[Data listing]
▼
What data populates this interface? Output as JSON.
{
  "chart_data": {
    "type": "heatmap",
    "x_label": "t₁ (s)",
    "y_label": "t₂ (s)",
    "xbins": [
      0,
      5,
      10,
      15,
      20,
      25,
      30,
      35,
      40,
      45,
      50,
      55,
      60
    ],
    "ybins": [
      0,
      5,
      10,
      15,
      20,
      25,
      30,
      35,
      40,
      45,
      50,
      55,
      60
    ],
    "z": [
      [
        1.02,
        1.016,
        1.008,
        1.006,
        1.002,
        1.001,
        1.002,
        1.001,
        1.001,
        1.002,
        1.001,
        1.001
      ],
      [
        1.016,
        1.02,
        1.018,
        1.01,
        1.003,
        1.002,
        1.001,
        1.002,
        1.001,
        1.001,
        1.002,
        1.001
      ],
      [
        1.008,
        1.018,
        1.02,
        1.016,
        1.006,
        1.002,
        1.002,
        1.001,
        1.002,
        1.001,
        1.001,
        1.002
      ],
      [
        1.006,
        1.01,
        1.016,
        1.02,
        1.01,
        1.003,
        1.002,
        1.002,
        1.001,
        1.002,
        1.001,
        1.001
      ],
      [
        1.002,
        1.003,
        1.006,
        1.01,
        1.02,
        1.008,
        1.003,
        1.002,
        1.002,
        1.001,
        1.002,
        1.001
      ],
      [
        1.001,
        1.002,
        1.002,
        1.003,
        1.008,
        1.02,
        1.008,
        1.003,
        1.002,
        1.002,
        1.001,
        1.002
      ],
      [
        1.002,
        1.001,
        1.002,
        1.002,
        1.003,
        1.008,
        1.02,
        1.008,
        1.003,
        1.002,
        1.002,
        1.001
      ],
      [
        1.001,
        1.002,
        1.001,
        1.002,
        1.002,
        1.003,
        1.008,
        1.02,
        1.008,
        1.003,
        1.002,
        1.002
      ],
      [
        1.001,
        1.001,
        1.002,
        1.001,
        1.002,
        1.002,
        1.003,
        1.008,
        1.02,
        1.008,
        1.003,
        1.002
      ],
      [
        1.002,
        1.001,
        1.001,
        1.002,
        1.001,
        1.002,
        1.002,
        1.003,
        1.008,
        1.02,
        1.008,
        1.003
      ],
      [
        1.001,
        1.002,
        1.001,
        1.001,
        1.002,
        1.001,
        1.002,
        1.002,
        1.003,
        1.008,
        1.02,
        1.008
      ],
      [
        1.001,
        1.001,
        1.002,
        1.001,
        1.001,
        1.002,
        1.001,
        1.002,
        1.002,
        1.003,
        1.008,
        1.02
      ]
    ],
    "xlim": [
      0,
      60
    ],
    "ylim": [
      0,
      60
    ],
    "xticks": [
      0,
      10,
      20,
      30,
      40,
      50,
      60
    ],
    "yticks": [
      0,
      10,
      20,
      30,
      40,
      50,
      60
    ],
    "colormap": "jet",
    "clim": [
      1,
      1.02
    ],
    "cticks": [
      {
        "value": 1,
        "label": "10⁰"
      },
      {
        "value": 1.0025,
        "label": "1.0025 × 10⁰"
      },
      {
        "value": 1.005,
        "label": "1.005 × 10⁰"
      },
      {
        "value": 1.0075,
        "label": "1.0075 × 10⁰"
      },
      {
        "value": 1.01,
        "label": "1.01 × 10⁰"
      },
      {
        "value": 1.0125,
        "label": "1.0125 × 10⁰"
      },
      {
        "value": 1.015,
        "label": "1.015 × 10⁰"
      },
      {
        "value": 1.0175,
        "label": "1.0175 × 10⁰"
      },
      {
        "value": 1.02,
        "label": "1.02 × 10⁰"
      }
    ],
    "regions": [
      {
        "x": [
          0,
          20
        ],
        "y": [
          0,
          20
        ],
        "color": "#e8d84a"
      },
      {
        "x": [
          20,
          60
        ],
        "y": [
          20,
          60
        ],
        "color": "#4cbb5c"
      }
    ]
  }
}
▲
## Task objective
Your task is to output all of the data above word for word.

## Final result
What data populates this interface? Output as JSON.
{
  "chart_data": {
    "type": "heatmap",
    "x_label": "t₁ (s)",
    "y_label": "t₂ (s)",
    "xbins": [
      0,
      5,
      10,
      15,
      20,
      25,
      30,
      35,
      40,
      45,
      50,
      55,
      60
    ],
    "ybins": [
      0,
      5,
      10,
      15,
      20,
      25,
      30,
      35,
      40,
      45,
      50,
      55,
      60
    ],
    "z": [
      [
        1.02,
        1.016,
        1.008,
        1.006,
        1.002,
        1.001,
        1.002,
        1.001,
        1.001,
        1.002,
        1.001,
        1.001
      ],
      [
        1.016,
        1.02,
        1.018,
        1.01,
        1.003,
        1.002,
        1.001,
        1.002,
        1.001,
        1.001,
        1.002,
        1.001
      ],
      [
        1.008,
        1.018,
        1.02,
        1.016,
        1.006,
        1.002,
        1.002,
        1.001,
        1.002,
        1.001,
        1.001,
        1.002
      ],
      [
        1.006,
        1.01,
        1.016,
        1.02,
        1.01,
        1.003,
        1.002,
        1.002,
        1.001,
        1.002,
        1.001,
        1.001
      ],
      [
        1.002,
        1.003,
        1.006,
        1.01,
        1.02,
        1.008,
        1.003,
        1.002,
        1.002,
        1.001,
        1.002,
        1.001
      ],
      [
        1.001,
        1.002,
        1.002,
        1.003,
        1.008,
        1.02,
        1.008,
        1.003,
        1.002,
        1.002,
        1.001,
        1.002
      ],
      [
        1.002,
        1.001,
        1.002,
        1.002,
        1.003,
        1.008,
        1.02,
        1.008,
        1.003,
        1.002,
        1.002,
        1.001
      ],
      [
        1.001,
        1.002,
        1.001,
        1.002,
        1.002,
        1.003,
        1.008,
        1.02,
        1.008,
        1.003,
        1.002,
        1.002
      ],
      [
        1.001,
        1.001,
        1.002,
        1.001,
        1.002,
        1.002,
        1.003,
        1.008,
        1.02,
        1.008,
        1.003,
        1.002
      ],
      [
        1.002,
        1.001,
        1.001,
        1.002,
        1.001,
        1.002,
        1.002,
        1.003,
        1.008,
        1.02,
        1.008,
        1.003
      ],
      [
        1.001,
        1.002,
        1.001,
        1.001,
        1.002,
        1.001,
        1.002,
        1.002,
        1.003,
        1.008,
        1.02,
        1.008
      ],
      [
        1.001,
        1.001,
        1.002,
        1.001,
        1.001,
        1.002,
        1.001,
        1.002,
        1.002,
        1.003,
        1.008,
        1.02
      ]
    ],
    "xlim": [
      0,
      60
    ],
    "ylim": [
      0,
      60
    ],
    "xticks": [
      0,
      10,
      20,
      30,
      40,
      50,
      60
    ],
    "yticks": [
      0,
      10,
      20,
      30,
      40,
      50,
      60
    ],
    "colormap": "jet",
    "clim": [
      1,
      1.02
    ],
    "cticks": [
      {
        "value": 1,
        "label": "10⁰"
      },
      {
        "value": 1.0025,
        "label": "1.0025 × 10⁰"
      },
      {
        "value": 1.005,
        "label": "1.005 × 10⁰"
      },
      {
        "value": 1.0075,
        "label": "1.0075 × 10⁰"
      },
      {
        "value": 1.01,
        "label": "1.01 × 10⁰"
      },
      {
        "value": 1.0125,
        "label": "1.0125 × 10⁰"
      },
      {
        "value": 1.015,
        "label": "1.015 × 10⁰"
      },
      {
        "value": 1.0175,
        "label": "1.0175 × 10⁰"
      },
      {
        "value": 1.02,
        "label": "1.02 × 10⁰"
      }
    ],
    "regions": [
      {
        "x": [
          0,
          20
        ],
        "y": [
          0,
          20
        ],
        "color": "#e8d84a"
      },
      {
        "x": [
          20,
          60
        ],
        "y": [
          20,
          60
        ],
        "color": "#4cbb5c"
      }
    ]
  }
}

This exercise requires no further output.